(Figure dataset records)
--- begin ---

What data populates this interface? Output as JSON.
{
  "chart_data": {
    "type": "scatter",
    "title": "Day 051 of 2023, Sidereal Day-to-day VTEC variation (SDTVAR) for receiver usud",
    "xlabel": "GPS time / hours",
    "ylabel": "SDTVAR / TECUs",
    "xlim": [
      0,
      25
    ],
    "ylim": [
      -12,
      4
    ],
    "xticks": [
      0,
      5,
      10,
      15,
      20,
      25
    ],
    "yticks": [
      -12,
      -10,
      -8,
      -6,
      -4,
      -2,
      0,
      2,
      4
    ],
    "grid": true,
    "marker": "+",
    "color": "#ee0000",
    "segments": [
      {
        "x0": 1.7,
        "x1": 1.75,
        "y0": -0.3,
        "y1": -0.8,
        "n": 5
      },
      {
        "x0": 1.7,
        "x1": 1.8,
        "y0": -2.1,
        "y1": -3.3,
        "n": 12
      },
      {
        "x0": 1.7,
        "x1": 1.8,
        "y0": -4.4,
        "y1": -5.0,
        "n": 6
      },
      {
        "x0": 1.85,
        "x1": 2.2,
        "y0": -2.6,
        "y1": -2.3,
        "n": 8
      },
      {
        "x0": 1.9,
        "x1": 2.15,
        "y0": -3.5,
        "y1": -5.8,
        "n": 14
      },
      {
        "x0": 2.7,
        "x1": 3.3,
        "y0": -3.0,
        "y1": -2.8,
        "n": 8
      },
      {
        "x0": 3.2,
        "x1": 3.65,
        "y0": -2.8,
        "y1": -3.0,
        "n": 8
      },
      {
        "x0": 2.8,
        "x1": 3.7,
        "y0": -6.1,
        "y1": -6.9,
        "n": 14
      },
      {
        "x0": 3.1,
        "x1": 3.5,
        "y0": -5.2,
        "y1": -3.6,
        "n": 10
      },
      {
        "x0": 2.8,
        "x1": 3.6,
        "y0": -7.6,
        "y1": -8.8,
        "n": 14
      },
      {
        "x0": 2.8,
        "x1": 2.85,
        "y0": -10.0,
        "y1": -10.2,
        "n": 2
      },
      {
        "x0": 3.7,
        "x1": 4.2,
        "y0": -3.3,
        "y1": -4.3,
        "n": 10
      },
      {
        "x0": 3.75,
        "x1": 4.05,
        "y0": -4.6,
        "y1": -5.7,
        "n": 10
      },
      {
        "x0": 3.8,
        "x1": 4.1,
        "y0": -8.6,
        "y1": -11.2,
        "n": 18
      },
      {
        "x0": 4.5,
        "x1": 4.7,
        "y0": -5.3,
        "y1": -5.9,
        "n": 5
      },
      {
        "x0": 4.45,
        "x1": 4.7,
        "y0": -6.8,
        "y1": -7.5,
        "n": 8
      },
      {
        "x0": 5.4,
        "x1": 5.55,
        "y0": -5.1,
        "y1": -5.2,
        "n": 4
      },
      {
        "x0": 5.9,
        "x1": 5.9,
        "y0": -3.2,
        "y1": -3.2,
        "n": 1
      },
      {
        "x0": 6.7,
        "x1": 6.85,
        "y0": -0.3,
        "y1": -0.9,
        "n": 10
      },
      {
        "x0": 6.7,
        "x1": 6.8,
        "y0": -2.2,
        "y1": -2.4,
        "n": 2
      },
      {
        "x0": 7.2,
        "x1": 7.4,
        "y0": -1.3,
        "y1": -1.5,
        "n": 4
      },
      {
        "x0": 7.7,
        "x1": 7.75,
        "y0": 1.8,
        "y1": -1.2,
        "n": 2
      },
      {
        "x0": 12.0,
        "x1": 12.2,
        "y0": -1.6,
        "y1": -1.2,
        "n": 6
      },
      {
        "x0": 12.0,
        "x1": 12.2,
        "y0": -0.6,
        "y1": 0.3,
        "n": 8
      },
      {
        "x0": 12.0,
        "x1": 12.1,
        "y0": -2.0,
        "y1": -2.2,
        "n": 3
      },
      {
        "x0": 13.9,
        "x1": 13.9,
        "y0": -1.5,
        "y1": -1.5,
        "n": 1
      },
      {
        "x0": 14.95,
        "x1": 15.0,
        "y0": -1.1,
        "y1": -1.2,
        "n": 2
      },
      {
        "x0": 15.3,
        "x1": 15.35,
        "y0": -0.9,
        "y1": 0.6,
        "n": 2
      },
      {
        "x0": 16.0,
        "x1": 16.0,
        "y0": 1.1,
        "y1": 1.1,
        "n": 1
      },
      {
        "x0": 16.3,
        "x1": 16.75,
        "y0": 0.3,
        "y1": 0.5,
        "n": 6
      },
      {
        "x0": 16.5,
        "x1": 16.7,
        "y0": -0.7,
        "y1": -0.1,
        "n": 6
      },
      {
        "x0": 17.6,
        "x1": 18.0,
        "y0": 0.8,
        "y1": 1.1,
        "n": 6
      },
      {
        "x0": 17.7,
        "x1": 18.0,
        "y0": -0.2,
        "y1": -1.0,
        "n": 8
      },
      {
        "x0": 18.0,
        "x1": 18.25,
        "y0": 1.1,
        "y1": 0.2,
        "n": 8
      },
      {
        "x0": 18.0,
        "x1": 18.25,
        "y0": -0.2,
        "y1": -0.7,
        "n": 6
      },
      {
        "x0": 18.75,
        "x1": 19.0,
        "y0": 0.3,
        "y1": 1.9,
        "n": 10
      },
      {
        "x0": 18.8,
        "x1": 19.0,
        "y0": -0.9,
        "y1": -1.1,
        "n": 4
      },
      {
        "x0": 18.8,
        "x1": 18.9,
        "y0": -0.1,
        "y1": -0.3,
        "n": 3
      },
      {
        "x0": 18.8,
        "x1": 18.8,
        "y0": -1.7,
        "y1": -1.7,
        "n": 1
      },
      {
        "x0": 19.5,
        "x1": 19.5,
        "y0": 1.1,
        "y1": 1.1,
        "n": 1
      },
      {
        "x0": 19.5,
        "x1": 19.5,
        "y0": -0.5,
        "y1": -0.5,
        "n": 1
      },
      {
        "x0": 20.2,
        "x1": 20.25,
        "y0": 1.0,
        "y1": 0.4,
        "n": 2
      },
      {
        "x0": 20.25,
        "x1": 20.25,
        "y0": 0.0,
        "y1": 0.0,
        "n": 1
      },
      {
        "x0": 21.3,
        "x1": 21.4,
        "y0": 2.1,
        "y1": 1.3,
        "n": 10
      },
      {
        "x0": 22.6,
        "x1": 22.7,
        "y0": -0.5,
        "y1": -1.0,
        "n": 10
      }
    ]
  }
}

--- end ---

• _Exercise aim_: Every entry should be printed again exactly as it stands.

• _Answer to this task_:
What data populates this interface? Output as JSON.
{
  "chart_data": {
    "type": "scatter",
    "title": "Day 051 of 2023, Sidereal Day-to-day VTEC variation (SDTVAR) for receiver usud",
    "xlabel": "GPS time / hours",
    "ylabel": "SDTVAR / TECUs",
    "xlim": [
      0,
      25
    ],
    "ylim": [
      -12,
      4
    ],
    "xticks": [
      0,
      5,
      10,
      15,
      20,
      25
    ],
    "yticks": [
      -12,
      -10,
      -8,
      -6,
      -4,
      -2,
      0,
      2,
      4
    ],
    "grid": true,
    "marker": "+",
    "color": "#ee0000",
    "segments": [
      {
        "x0": 1.7,
        "x1": 1.75,
        "y0": -0.3,
        "y1": -0.8,
        "n": 5
      },
      {
        "x0": 1.7,
        "x1": 1.8,
        "y0": -2.1,
        "y1": -3.3,
        "n": 12
      },
      {
        "x0": 1.7,
        "x1": 1.8,
        "y0": -4.4,
        "y1": -5.0,
        "n": 6
      },
      {
        "x0": 1.85,
        "x1": 2.2,
        "y0": -2.6,
        "y1": -2.3,
        "n": 8
      },
      {
        "x0": 1.9,
        "x1": 2.15,
        "y0": -3.5,
        "y1": -5.8,
        "n": 14
      },
      {
        "x0": 2.7,
        "x1": 3.3,
        "y0": -3.0,
        "y1": -2.8,
        "n": 8
      },
      {
        "x0": 3.2,
        "x1": 3.65,
        "y0": -2.8,
        "y1": -3.0,
        "n": 8
      },
      {
        "x0": 2.8,
        "x1": 3.7,
        "y0": -6.1,
        "y1": -6.9,
        "n": 14
      },
      {
        "x0": 3.1,
        "x1": 3.5,
        "y0": -5.2,
        "y1": -3.6,
        "n": 10
      },
      {
        "x0": 2.8,
        "x1": 3.6,
        "y0": -7.6,
        "y1": -8.8,
        "n": 14
      },
      {
        "x0": 2.8,
        "x1": 2.85,
        "y0": -10.0,
        "y1": -10.2,
        "n": 2
      },
      {
        "x0": 3.7,
        "x1": 4.2,
        "y0": -3.3,
        "y1": -4.3,
        "n": 10
      },
      {
        "x0": 3.75,
        "x1": 4.05,
        "y0": -4.6,
        "y1": -5.7,
        "n": 10
      },
      {
        "x0": 3.8,
        "x1": 4.1,
        "y0": -8.6,
        "y1": -11.2,
        "n": 18
      },
      {
        "x0": 4.5,
        "x1": 4.7,
        "y0": -5.3,
        "y1": -5.9,
        "n": 5
      },
      {
        "x0": 4.45,
        "x1": 4.7,
        "y0": -6.8,
        "y1": -7.5,
        "n": 8
      },
      {
        "x0": 5.4,
        "x1": 5.55,
        "y0": -5.1,
        "y1": -5.2,
        "n": 4
      },
      {
        "x0": 5.9,
        "x1": 5.9,
        "y0": -3.2,
        "y1": -3.2,
        "n": 1
      },
      {
        "x0": 6.7,
        "x1": 6.85,
        "y0": -0.3,
        "y1": -0.9,
        "n": 10
      },
      {
        "x0": 6.7,
        "x1": 6.8,
        "y0": -2.2,
        "y1": -2.4,
        "n": 2
      },
      {
        "x0": 7.2,
        "x1": 7.4,
        "y0": -1.3,
        "y1": -1.5,
        "n": 4
      },
      {
        "x0": 7.7,
        "x1": 7.75,
        "y0": 1.8,
        "y1": -1.2,
        "n": 2
      },
      {
        "x0": 12.0,
        "x1": 12.2,
        "y0": -1.6,
        "y1": -1.2,
        "n": 6
      },
      {
        "x0": 12.0,
        "x1": 12.2,
        "y0": -0.6,
        "y1": 0.3,
        "n": 8
      },
      {
        "x0": 12.0,
        "x1": 12.1,
        "y0": -2.0,
        "y1": -2.2,
        "n": 3
      },
      {
        "x0": 13.9,
        "x1": 13.9,
        "y0": -1.5,
        "y1": -1.5,
        "n": 1
      },
      {
        "x0": 14.95,
        "x1": 15.0,
        "y0": -1.1,
        "y1": -1.2,
        "n": 2
      },
      {
        "x0": 15.3,
        "x1": 15.35,
        "y0": -0.9,
        "y1": 0.6,
        "n": 2
      },
      {
        "x0": 16.0,
        "x1": 16.0,
        "y0": 1.1,
        "y1": 1.1,
        "n": 1
      },
      {
        "x0": 16.3,
        "x1": 16.75,
        "y0": 0.3,
        "y1": 0.5,
        "n": 6
      },
      {
        "x0": 16.5,
        "x1": 16.7,
        "y0": -0.7,
        "y1": -0.1,
        "n": 6
      },
      {
        "x0": 17.6,
        "x1": 18.0,
        "y0": 0.8,
        "y1": 1.1,
        "n": 6
      },
      {
        "x0": 17.7,
        "x1": 18.0,
        "y0": -0.2,
        "y1": -1.0,
        "n": 8
      },
      {
        "x0": 18.0,
        "x1": 18.25,
        "y0": 1.1,
        "y1": 0.2,
        "n": 8
      },
      {
        "x0": 18.0,
        "x1": 18.25,
        "y0": -0.2,
        "y1": -0.7,
        "n": 6
      },
      {
        "x0": 18.75,
        "x1": 19.0,
        "y0": 0.3,
        "y1": 1.9,
        "n": 10
      },
      {
        "x0": 18.8,
        "x1": 19.0,
        "y0": -0.9,
        "y1": -1.1,
        "n": 4
      },
      {
        "x0": 18.8,
        "x1": 18.9,
        "y0": -0.1,
        "y1": -0.3,
        "n": 3
      },
      {
        "x0": 18.8,
        "x1": 18.8,
        "y0": -1.7,
        "y1": -1.7,
        "n": 1
      },
      {
        "x0": 19.5,
        "x1": 19.5,
        "y0": 1.1,
        "y1": 1.1,
        "n": 1
      },
      {
        "x0": 19.5,
        "x1": 19.5,
        "y0": -0.5,
        "y1": -0.5,
        "n": 1
      },
      {
        "x0": 20.2,
        "x1": 20.25,
        "y0": 1.0,
        "y1": 0.4,
        "n": 2
      },
      {
        "x0": 20.25,
        "x1": 20.25,
        "y0": 0.0,
        "y1": 0.0,
        "n": 1
      },
      {
        "x0": 21.3,
        "x1": 21.4,
        "y0": 2.1,
        "y1": 1.3,
        "n": 10
      },
      {
        "x0": 22.6,
        "x1": 22.7,
        "y0": -0.5,
        "y1": -1.0,
        "n": 10
      }
    ]
  }
}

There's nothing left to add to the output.